- **DATASET ROWS**:
:::::

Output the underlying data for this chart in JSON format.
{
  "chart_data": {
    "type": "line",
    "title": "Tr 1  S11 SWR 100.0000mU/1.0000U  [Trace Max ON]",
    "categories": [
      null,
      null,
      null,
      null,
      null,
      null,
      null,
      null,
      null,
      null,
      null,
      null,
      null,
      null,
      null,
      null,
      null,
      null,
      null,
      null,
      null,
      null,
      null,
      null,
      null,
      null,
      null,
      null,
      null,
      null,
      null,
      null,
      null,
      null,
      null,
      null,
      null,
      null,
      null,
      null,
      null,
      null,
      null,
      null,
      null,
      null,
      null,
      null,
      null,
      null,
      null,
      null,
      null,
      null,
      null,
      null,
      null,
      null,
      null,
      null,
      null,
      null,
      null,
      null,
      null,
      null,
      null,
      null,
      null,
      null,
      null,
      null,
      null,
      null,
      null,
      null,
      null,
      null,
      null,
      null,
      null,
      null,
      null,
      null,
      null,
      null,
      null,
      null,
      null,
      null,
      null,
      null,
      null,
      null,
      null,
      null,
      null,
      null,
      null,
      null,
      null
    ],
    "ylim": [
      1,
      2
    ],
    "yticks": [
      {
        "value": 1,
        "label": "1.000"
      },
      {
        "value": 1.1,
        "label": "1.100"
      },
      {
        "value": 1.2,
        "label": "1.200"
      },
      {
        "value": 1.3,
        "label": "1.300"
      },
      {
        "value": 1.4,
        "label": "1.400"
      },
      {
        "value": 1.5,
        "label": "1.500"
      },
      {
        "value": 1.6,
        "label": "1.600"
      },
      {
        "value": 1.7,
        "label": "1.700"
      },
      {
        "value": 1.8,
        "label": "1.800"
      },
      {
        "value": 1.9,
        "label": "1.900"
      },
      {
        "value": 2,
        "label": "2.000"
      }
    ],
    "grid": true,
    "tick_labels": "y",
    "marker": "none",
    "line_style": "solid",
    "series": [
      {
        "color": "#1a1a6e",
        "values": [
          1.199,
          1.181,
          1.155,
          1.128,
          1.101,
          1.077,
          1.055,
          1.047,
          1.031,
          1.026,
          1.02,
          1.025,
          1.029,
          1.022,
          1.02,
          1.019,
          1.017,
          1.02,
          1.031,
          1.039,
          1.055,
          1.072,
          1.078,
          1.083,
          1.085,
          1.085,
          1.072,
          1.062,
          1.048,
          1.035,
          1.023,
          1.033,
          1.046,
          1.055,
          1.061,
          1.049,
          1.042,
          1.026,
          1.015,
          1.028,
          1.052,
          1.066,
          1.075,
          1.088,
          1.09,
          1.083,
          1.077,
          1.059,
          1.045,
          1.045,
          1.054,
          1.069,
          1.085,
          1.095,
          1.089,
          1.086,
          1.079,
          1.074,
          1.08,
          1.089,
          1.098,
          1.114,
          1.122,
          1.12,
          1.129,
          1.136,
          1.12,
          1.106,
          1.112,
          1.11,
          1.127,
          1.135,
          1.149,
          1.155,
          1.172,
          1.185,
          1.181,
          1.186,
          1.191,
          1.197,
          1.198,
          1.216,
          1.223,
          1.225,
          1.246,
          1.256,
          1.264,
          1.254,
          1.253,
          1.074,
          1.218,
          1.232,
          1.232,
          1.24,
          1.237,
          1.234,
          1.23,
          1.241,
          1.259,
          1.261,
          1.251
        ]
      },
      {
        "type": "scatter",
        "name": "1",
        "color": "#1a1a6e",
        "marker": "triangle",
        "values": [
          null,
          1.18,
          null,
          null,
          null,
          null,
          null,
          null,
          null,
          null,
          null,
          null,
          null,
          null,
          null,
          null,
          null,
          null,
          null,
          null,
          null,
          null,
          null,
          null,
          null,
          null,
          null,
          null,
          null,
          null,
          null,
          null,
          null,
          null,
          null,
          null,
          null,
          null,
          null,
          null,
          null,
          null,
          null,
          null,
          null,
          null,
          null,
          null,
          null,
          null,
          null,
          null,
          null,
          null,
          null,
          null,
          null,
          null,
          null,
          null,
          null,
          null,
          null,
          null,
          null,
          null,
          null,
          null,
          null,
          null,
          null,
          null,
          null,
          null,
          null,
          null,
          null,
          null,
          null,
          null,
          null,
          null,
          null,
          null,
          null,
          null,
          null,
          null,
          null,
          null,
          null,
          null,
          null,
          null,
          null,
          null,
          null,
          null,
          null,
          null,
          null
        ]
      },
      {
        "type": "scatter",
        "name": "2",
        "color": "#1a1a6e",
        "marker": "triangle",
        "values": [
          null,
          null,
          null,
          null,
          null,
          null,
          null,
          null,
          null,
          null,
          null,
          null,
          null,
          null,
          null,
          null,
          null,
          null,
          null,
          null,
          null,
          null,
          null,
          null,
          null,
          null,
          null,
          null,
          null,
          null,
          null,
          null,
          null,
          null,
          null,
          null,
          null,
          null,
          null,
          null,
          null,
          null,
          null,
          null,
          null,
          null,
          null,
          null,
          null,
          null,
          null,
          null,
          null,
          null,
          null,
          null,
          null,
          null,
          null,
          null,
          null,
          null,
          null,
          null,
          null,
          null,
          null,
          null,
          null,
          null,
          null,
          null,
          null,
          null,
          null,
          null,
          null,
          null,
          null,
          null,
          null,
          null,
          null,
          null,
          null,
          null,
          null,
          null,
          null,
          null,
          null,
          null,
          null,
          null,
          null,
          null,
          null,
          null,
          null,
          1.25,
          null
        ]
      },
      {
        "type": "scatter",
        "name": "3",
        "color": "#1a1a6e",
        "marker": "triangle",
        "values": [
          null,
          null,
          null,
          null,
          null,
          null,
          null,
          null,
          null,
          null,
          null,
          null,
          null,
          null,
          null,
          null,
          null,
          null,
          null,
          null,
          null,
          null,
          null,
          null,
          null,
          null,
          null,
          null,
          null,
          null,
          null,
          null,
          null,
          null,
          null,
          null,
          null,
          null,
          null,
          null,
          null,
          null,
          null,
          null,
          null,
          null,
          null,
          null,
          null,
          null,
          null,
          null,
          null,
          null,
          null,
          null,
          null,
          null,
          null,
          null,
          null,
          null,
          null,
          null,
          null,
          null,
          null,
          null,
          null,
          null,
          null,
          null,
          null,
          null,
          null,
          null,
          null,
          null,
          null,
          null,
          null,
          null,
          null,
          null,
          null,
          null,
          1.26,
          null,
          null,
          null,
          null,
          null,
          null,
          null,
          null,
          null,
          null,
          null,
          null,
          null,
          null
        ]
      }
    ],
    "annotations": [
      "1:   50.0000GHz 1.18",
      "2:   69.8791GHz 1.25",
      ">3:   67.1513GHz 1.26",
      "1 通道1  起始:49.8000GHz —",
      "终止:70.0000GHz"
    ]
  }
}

:::::

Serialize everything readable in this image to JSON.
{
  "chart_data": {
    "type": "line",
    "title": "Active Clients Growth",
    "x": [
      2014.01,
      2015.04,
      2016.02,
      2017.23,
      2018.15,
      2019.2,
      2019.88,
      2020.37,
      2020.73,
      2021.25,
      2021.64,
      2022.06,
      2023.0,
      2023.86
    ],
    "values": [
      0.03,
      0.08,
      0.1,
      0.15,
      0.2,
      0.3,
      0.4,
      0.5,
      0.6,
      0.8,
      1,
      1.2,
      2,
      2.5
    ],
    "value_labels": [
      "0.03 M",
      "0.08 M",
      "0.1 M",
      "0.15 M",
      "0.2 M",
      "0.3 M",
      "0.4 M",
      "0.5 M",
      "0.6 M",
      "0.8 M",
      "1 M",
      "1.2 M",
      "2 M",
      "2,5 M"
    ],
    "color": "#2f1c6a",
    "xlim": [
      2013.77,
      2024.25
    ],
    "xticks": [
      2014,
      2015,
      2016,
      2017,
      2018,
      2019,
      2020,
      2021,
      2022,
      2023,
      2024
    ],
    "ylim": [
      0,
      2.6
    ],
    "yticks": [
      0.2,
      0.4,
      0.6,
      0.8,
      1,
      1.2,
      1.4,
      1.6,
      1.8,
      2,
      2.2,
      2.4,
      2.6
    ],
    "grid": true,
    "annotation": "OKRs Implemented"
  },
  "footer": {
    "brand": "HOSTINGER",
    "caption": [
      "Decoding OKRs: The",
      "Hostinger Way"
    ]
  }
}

:::::

- **STATED EXERCISE**: Collect every line above that contains the word "OKRs".

- **TASK OUTPUT**:
    "annotation": "OKRs Implemented"
      "Decoding OKRs: The",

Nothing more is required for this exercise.